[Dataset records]
⁂
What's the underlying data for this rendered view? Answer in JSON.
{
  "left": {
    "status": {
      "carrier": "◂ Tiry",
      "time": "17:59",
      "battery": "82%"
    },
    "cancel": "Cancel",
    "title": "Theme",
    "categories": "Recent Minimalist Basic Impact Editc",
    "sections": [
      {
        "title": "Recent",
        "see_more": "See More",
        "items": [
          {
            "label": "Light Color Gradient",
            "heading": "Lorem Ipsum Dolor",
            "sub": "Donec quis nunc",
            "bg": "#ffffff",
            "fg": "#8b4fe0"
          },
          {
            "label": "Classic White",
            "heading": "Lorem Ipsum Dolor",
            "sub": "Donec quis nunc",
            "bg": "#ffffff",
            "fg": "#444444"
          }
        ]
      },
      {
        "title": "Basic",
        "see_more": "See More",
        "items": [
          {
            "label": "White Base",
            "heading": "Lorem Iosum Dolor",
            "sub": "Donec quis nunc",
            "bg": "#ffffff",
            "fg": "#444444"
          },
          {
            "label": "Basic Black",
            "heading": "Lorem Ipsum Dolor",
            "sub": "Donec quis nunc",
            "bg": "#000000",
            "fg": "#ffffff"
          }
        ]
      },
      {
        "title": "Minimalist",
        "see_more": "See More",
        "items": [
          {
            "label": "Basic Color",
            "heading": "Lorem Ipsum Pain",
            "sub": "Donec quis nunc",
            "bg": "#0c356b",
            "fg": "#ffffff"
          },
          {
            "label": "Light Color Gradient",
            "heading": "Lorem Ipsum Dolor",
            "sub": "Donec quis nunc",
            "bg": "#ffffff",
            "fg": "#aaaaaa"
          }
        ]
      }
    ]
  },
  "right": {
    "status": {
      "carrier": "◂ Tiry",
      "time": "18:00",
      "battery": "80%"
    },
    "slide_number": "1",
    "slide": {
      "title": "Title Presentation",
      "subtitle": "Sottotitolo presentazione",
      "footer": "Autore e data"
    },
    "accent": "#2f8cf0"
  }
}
⁂
THE REQUEST: Extract every record. Keep wording exact.

FINAL ANSWER:
What's the underlying data for this rendered view? Answer in JSON.
{
  "left": {
    "status": {
      "carrier": "◂ Tiry",
      "time": "17:59",
      "battery": "82%"
    },
    "cancel": "Cancel",
    "title": "Theme",
    "categories": "Recent Minimalist Basic Impact Editc",
    "sections": [
      {
        "title": "Recent",
        "see_more": "See More",
        "items": [
          {
            "label": "Light Color Gradient",
            "heading": "Lorem Ipsum Dolor",
            "sub": "Donec quis nunc",
            "bg": "#ffffff",
            "fg": "#8b4fe0"
          },
          {
            "label": "Classic White",
            "heading": "Lorem Ipsum Dolor",
            "sub": "Donec quis nunc",
            "bg": "#ffffff",
            "fg": "#444444"
          }
        ]
      },
      {
        "title": "Basic",
        "see_more": "See More",
        "items": [
          {
            "label": "White Base",
            "heading": "Lorem Iosum Dolor",
            "sub": "Donec quis nunc",
            "bg": "#ffffff",
            "fg": "#444444"
          },
          {
            "label": "Basic Black",
            "heading": "Lorem Ipsum Dolor",
            "sub": "Donec quis nunc",
            "bg": "#000000",
            "fg": "#ffffff"
          }
        ]
      },
      {
        "title": "Minimalist",
        "see_more": "See More",
        "items": [
          {
            "label": "Basic Color",
            "heading": "Lorem Ipsum Pain",
            "sub": "Donec quis nunc",
            "bg": "#0c356b",
            "fg": "#ffffff"
          },
          {
            "label": "Light Color Gradient",
            "heading": "Lorem Ipsum Dolor",
            "sub": "Donec quis nunc",
            "bg": "#ffffff",
            "fg": "#aaaaaa"
          }
        ]
      }
    ]
  },
  "right": {
    "status": {
      "carrier": "◂ Tiry",
      "time": "18:00",
      "battery": "80%"
    },
    "slide_number": "1",
    "slide": {
      "title": "Title Presentation",
      "subtitle": "Sottotitolo presentazione",
      "footer": "Autore e data"
    },
    "accent": "#2f8cf0"
  }
}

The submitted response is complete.